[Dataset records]
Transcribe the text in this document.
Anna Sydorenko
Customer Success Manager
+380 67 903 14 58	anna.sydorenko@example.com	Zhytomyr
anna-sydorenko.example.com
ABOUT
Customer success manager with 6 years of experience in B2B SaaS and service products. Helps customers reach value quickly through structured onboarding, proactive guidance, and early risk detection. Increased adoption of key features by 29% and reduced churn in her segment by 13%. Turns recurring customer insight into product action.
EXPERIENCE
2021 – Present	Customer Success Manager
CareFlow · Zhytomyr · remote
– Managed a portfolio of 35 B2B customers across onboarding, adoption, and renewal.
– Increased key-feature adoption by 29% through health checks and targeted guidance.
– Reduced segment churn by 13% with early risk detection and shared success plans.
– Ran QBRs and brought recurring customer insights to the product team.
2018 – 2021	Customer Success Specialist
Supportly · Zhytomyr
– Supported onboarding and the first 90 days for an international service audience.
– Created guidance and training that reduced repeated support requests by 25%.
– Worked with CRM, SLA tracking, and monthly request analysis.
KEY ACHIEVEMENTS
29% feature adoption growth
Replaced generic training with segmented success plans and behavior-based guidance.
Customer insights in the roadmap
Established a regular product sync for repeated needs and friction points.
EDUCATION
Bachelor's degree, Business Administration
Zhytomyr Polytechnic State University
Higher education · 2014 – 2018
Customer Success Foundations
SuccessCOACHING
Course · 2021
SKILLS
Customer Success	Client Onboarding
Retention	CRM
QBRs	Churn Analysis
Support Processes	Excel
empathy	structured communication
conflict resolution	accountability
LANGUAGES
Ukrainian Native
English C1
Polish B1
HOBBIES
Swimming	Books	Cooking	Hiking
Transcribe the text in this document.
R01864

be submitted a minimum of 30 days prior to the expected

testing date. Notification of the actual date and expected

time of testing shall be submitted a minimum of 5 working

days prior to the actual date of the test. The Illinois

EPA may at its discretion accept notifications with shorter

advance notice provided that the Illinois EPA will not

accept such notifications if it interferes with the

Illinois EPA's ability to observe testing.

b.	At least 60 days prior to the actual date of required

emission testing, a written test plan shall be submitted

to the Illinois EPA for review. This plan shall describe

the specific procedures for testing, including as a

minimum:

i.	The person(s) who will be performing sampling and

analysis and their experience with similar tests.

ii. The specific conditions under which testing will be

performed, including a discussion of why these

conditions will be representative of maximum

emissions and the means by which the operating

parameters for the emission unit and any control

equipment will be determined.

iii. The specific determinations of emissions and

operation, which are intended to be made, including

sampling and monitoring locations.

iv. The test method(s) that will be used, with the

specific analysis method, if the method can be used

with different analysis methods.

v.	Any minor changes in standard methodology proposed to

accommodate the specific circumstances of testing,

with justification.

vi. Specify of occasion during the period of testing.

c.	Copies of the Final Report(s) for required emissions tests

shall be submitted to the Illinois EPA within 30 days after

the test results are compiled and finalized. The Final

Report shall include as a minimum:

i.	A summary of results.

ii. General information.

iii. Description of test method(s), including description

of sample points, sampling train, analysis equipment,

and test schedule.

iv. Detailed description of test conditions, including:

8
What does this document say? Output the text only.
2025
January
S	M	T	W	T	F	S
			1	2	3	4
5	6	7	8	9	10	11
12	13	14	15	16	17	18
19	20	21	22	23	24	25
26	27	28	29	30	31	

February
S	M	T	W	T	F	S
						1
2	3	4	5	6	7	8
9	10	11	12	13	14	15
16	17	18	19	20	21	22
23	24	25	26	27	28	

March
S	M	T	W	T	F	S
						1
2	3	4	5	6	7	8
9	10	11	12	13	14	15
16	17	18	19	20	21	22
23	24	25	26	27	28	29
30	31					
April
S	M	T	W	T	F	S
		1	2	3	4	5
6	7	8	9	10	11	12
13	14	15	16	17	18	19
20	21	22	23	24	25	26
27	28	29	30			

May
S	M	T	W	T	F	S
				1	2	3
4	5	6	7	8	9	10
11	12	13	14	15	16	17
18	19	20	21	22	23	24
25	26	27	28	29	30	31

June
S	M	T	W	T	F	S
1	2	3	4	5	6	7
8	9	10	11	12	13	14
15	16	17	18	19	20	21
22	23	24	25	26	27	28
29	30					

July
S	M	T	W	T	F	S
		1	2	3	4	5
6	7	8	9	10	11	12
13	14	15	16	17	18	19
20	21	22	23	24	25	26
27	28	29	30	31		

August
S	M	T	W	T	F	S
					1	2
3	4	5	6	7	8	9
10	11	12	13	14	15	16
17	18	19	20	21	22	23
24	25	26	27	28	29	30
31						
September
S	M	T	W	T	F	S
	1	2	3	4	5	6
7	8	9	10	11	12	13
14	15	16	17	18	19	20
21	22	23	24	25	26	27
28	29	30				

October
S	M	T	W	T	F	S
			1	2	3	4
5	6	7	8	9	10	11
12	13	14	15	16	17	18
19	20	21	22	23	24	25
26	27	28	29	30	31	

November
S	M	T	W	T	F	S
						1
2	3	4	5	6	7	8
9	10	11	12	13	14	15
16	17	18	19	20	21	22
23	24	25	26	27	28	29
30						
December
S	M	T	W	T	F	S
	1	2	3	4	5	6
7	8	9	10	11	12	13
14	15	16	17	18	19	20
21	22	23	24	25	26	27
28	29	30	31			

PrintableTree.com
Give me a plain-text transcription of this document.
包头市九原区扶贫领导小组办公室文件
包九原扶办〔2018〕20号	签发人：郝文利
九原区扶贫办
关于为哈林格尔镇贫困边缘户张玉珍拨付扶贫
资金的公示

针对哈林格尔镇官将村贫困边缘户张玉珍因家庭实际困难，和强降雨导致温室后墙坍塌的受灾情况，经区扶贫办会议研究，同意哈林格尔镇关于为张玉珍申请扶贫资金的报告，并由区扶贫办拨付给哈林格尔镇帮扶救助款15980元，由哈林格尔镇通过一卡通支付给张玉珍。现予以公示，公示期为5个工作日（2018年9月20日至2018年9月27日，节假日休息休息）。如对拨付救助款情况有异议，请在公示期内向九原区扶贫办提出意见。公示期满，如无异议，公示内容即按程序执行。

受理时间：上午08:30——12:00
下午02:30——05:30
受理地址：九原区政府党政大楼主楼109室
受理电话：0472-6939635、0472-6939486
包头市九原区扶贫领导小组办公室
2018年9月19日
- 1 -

Given problem:
The records above should be repeated in full, exactly as given.

Solution to the problem:
Transcribe the text in this document.
Anna Sydorenko
Customer Success Manager
+380 67 903 14 58	anna.sydorenko@example.com	Zhytomyr
anna-sydorenko.example.com
ABOUT
Customer success manager with 6 years of experience in B2B SaaS and service products. Helps customers reach value quickly through structured onboarding, proactive guidance, and early risk detection. Increased adoption of key features by 29% and reduced churn in her segment by 13%. Turns recurring customer insight into product action.
EXPERIENCE
2021 – Present	Customer Success Manager
CareFlow · Zhytomyr · remote
– Managed a portfolio of 35 B2B customers across onboarding, adoption, and renewal.
– Increased key-feature adoption by 29% through health checks and targeted guidance.
– Reduced segment churn by 13% with early risk detection and shared success plans.
– Ran QBRs and brought recurring customer insights to the product team.
2018 – 2021	Customer Success Specialist
Supportly · Zhytomyr
– Supported onboarding and the first 90 days for an international service audience.
– Created guidance and training that reduced repeated support requests by 25%.
– Worked with CRM, SLA tracking, and monthly request analysis.
KEY ACHIEVEMENTS
29% feature adoption growth
Replaced generic training with segmented success plans and behavior-based guidance.
Customer insights in the roadmap
Established a regular product sync for repeated needs and friction points.
EDUCATION
Bachelor's degree, Business Administration
Zhytomyr Polytechnic State University
Higher education · 2014 – 2018
Customer Success Foundations
SuccessCOACHING
Course · 2021
SKILLS
Customer Success	Client Onboarding
Retention	CRM
QBRs	Churn Analysis
Support Processes	Excel
empathy	structured communication
conflict resolution	accountability
LANGUAGES
Ukrainian Native
English C1
Polish B1
HOBBIES
Swimming	Books	Cooking	Hiking
Transcribe the text in this document.
R01864

be submitted a minimum of 30 days prior to the expected

testing date. Notification of the actual date and expected

time of testing shall be submitted a minimum of 5 working

days prior to the actual date of the test. The Illinois

EPA may at its discretion accept notifications with shorter

advance notice provided that the Illinois EPA will not

accept such notifications if it interferes with the

Illinois EPA's ability to observe testing.

b.	At least 60 days prior to the actual date of required

emission testing, a written test plan shall be submitted

to the Illinois EPA for review. This plan shall describe

the specific procedures for testing, including as a

minimum:

i.	The person(s) who will be performing sampling and

analysis and their experience with similar tests.

ii. The specific conditions under which testing will be

performed, including a discussion of why these

conditions will be representative of maximum

emissions and the means by which the operating

parameters for the emission unit and any control

equipment will be determined.

iii. The specific determinations of emissions and

operation, which are intended to be made, including

sampling and monitoring locations.

iv. The test method(s) that will be used, with the

specific analysis method, if the method can be used

with different analysis methods.

v.	Any minor changes in standard methodology proposed to

accommodate the specific circumstances of testing,

with justification.

vi. Specify of occasion during the period of testing.

c.	Copies of the Final Report(s) for required emissions tests

shall be submitted to the Illinois EPA within 30 days after

the test results are compiled and finalized. The Final

Report shall include as a minimum:

i.	A summary of results.

ii. General information.

iii. Description of test method(s), including description

of sample points, sampling train, analysis equipment,

and test schedule.

iv. Detailed description of test conditions, including:

8
What does this document say? Output the text only.
2025
January
S	M	T	W	T	F	S
			1	2	3	4
5	6	7	8	9	10	11
12	13	14	15	16	17	18
19	20	21	22	23	24	25
26	27	28	29	30	31	

February
S	M	T	W	T	F	S
						1
2	3	4	5	6	7	8
9	10	11	12	13	14	15
16	17	18	19	20	21	22
23	24	25	26	27	28	

March
S	M	T	W	T	F	S
						1
2	3	4	5	6	7	8
9	10	11	12	13	14	15
16	17	18	19	20	21	22
23	24	25	26	27	28	29
30	31					
April
S	M	T	W	T	F	S
		1	2	3	4	5
6	7	8	9	10	11	12
13	14	15	16	17	18	19
20	21	22	23	24	25	26
27	28	29	30			

May
S	M	T	W	T	F	S
				1	2	3
4	5	6	7	8	9	10
11	12	13	14	15	16	17
18	19	20	21	22	23	24
25	26	27	28	29	30	31

June
S	M	T	W	T	F	S
1	2	3	4	5	6	7
8	9	10	11	12	13	14
15	16	17	18	19	20	21
22	23	24	25	26	27	28
29	30					

July
S	M	T	W	T	F	S
		1	2	3	4	5
6	7	8	9	10	11	12
13	14	15	16	17	18	19
20	21	22	23	24	25	26
27	28	29	30	31		

August
S	M	T	W	T	F	S
					1	2
3	4	5	6	7	8	9
10	11	12	13	14	15	16
17	18	19	20	21	22	23
24	25	26	27	28	29	30
31						
September
S	M	T	W	T	F	S
	1	2	3	4	5	6
7	8	9	10	11	12	13
14	15	16	17	18	19	20
21	22	23	24	25	26	27
28	29	30				

October
S	M	T	W	T	F	S
			1	2	3	4
5	6	7	8	9	10	11
12	13	14	15	16	17	18
19	20	21	22	23	24	25
26	27	28	29	30	31	

November
S	M	T	W	T	F	S
						1
2	3	4	5	6	7	8
9	10	11	12	13	14	15
16	17	18	19	20	21	22
23	24	25	26	27	28	29
30						
December
S	M	T	W	T	F	S
	1	2	3	4	5	6
7	8	9	10	11	12	13
14	15	16	17	18	19	20
21	22	23	24	25	26	27
28	29	30	31			

PrintableTree.com
Give me a plain-text transcription of this document.
包头市九原区扶贫领导小组办公室文件
包九原扶办〔2018〕20号	签发人：郝文利
九原区扶贫办
关于为哈林格尔镇贫困边缘户张玉珍拨付扶贫
资金的公示

针对哈林格尔镇官将村贫困边缘户张玉珍因家庭实际困难，和强降雨导致温室后墙坍塌的受灾情况，经区扶贫办会议研究，同意哈林格尔镇关于为张玉珍申请扶贫资金的报告，并由区扶贫办拨付给哈林格尔镇帮扶救助款15980元，由哈林格尔镇通过一卡通支付给张玉珍。现予以公示，公示期为5个工作日（2018年9月20日至2018年9月27日，节假日休息休息）。如对拨付救助款情况有异议，请在公示期内向九原区扶贫办提出意见。公示期满，如无异议，公示内容即按程序执行。

受理时间：上午08:30——12:00
下午02:30——05:30
受理地址：九原区政府党政大楼主楼109室
受理电话：0472-6939635、0472-6939486
包头市九原区扶贫领导小组办公室
2018年9月19日
- 1 -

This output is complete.